(Stored entries)
*****
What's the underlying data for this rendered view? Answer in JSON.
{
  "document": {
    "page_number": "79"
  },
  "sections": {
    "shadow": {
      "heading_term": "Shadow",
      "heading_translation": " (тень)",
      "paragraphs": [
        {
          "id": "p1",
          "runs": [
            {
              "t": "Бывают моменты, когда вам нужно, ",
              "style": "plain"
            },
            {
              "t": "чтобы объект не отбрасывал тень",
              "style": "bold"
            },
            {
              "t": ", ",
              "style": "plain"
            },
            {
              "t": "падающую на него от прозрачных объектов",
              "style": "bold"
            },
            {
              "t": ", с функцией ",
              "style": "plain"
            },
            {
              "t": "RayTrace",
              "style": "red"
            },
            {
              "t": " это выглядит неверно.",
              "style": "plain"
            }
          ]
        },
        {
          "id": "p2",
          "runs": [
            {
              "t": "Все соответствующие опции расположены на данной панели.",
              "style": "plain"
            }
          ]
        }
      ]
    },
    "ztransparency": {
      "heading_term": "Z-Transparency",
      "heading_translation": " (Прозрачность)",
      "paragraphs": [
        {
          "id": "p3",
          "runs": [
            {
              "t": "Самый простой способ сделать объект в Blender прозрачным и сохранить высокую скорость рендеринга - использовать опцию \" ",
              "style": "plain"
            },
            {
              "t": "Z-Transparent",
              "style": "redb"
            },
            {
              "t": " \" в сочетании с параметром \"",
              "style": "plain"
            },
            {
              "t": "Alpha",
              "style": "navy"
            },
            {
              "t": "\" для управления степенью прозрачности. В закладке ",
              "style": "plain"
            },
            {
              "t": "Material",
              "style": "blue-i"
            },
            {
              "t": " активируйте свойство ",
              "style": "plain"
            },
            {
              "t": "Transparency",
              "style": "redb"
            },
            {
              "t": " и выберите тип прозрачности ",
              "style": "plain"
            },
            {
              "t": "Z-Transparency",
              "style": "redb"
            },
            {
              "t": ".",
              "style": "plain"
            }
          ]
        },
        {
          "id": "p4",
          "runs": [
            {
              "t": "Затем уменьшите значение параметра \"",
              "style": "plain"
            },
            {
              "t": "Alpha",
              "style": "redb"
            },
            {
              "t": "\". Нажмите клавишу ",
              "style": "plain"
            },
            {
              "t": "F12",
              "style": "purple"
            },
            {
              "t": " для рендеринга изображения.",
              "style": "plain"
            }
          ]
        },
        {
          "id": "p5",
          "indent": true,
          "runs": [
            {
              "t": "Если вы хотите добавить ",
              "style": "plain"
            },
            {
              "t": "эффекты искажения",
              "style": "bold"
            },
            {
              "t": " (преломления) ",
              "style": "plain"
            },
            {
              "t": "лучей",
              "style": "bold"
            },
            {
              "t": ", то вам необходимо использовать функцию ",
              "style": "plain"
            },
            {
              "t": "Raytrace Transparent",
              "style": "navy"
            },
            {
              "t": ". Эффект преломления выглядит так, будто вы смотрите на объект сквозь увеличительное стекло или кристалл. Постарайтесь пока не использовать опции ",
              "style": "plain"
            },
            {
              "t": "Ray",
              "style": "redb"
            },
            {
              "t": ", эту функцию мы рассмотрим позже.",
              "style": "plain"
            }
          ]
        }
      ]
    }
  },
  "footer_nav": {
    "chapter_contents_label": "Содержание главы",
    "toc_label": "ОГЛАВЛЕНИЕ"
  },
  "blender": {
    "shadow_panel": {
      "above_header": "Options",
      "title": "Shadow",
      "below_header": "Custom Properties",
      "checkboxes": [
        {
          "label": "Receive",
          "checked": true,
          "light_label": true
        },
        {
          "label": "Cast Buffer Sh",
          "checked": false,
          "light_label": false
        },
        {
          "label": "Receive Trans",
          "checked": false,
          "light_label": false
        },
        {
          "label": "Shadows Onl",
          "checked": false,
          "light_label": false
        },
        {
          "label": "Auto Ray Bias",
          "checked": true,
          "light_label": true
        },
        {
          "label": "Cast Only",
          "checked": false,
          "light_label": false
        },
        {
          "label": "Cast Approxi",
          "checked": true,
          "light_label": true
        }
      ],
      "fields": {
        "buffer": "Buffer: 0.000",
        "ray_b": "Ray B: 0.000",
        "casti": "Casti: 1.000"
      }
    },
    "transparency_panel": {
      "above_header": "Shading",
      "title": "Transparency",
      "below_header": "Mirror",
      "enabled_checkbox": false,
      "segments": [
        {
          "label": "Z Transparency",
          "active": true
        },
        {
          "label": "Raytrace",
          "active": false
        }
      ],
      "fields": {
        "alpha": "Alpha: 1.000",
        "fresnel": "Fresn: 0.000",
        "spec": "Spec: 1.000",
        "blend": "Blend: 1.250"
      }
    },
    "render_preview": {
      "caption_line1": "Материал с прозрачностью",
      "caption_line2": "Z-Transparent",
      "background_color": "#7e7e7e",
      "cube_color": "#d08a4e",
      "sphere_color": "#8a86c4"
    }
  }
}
*****
* [EXERCISE DESCRIPTION]
Retype the material in full, character for character.

* [ANSWER TO THIS PROBLEM]
What's the underlying data for this rendered view? Answer in JSON.
{
  "document": {
    "page_number": "79"
  },
  "sections": {
    "shadow": {
      "heading_term": "Shadow",
      "heading_translation": " (тень)",
      "paragraphs": [
        {
          "id": "p1",
          "runs": [
            {
              "t": "Бывают моменты, когда вам нужно, ",
              "style": "plain"
            },
            {
              "t": "чтобы объект не отбрасывал тень",
              "style": "bold"
            },
            {
              "t": ", ",
              "style": "plain"
            },
            {
              "t": "падающую на него от прозрачных объектов",
              "style": "bold"
            },
            {
              "t": ", с функцией ",
              "style": "plain"
            },
            {
              "t": "RayTrace",
              "style": "red"
            },
            {
              "t": " это выглядит неверно.",
              "style": "plain"
            }
          ]
        },
        {
          "id": "p2",
          "runs": [
            {
              "t": "Все соответствующие опции расположены на данной панели.",
              "style": "plain"
            }
          ]
        }
      ]
    },
    "ztransparency": {
      "heading_term": "Z-Transparency",
      "heading_translation": " (Прозрачность)",
      "paragraphs": [
        {
          "id": "p3",
          "runs": [
            {
              "t": "Самый простой способ сделать объект в Blender прозрачным и сохранить высокую скорость рендеринга - использовать опцию \" ",
              "style": "plain"
            },
            {
              "t": "Z-Transparent",
              "style": "redb"
            },
            {
              "t": " \" в сочетании с параметром \"",
              "style": "plain"
            },
            {
              "t": "Alpha",
              "style": "navy"
            },
            {
              "t": "\" для управления степенью прозрачности. В закладке ",
              "style": "plain"
            },
            {
              "t": "Material",
              "style": "blue-i"
            },
            {
              "t": " активируйте свойство ",
              "style": "plain"
            },
            {
              "t": "Transparency",
              "style": "redb"
            },
            {
              "t": " и выберите тип прозрачности ",
              "style": "plain"
            },
            {
              "t": "Z-Transparency",
              "style": "redb"
            },
            {
              "t": ".",
              "style": "plain"
            }
          ]
        },
        {
          "id": "p4",
          "runs": [
            {
              "t": "Затем уменьшите значение параметра \"",
              "style": "plain"
            },
            {
              "t": "Alpha",
              "style": "redb"
            },
            {
              "t": "\". Нажмите клавишу ",
              "style": "plain"
            },
            {
              "t": "F12",
              "style": "purple"
            },
            {
              "t": " для рендеринга изображения.",
              "style": "plain"
            }
          ]
        },
        {
          "id": "p5",
          "indent": true,
          "runs": [
            {
              "t": "Если вы хотите добавить ",
              "style": "plain"
            },
            {
              "t": "эффекты искажения",
              "style": "bold"
            },
            {
              "t": " (преломления) ",
              "style": "plain"
            },
            {
              "t": "лучей",
              "style": "bold"
            },
            {
              "t": ", то вам необходимо использовать функцию ",
              "style": "plain"
            },
            {
              "t": "Raytrace Transparent",
              "style": "navy"
            },
            {
              "t": ". Эффект преломления выглядит так, будто вы смотрите на объект сквозь увеличительное стекло или кристалл. Постарайтесь пока не использовать опции ",
              "style": "plain"
            },
            {
              "t": "Ray",
              "style": "redb"
            },
            {
              "t": ", эту функцию мы рассмотрим позже.",
              "style": "plain"
            }
          ]
        }
      ]
    }
  },
  "footer_nav": {
    "chapter_contents_label": "Содержание главы",
    "toc_label": "ОГЛАВЛЕНИЕ"
  },
  "blender": {
    "shadow_panel": {
      "above_header": "Options",
      "title": "Shadow",
      "below_header": "Custom Properties",
      "checkboxes": [
        {
          "label": "Receive",
          "checked": true,
          "light_label": true
        },
        {
          "label": "Cast Buffer Sh",
          "checked": false,
          "light_label": false
        },
        {
          "label": "Receive Trans",
          "checked": false,
          "light_label": false
        },
        {
          "label": "Shadows Onl",
          "checked": false,
          "light_label": false
        },
        {
          "label": "Auto Ray Bias",
          "checked": true,
          "light_label": true
        },
        {
          "label": "Cast Only",
          "checked": false,
          "light_label": false
        },
        {
          "label": "Cast Approxi",
          "checked": true,
          "light_label": true
        }
      ],
      "fields": {
        "buffer": "Buffer: 0.000",
        "ray_b": "Ray B: 0.000",
        "casti": "Casti: 1.000"
      }
    },
    "transparency_panel": {
      "above_header": "Shading",
      "title": "Transparency",
      "below_header": "Mirror",
      "enabled_checkbox": false,
      "segments": [
        {
          "label": "Z Transparency",
          "active": true
        },
        {
          "label": "Raytrace",
          "active": false
        }
      ],
      "fields": {
        "alpha": "Alpha: 1.000",
        "fresnel": "Fresn: 0.000",
        "spec": "Spec: 1.000",
        "blend": "Blend: 1.250"
      }
    },
    "render_preview": {
      "caption_line1": "Материал с прозрачностью",
      "caption_line2": "Z-Transparent",
      "background_color": "#7e7e7e",
      "cube_color": "#d08a4e",
      "sphere_color": "#8a86c4"
    }
  }
}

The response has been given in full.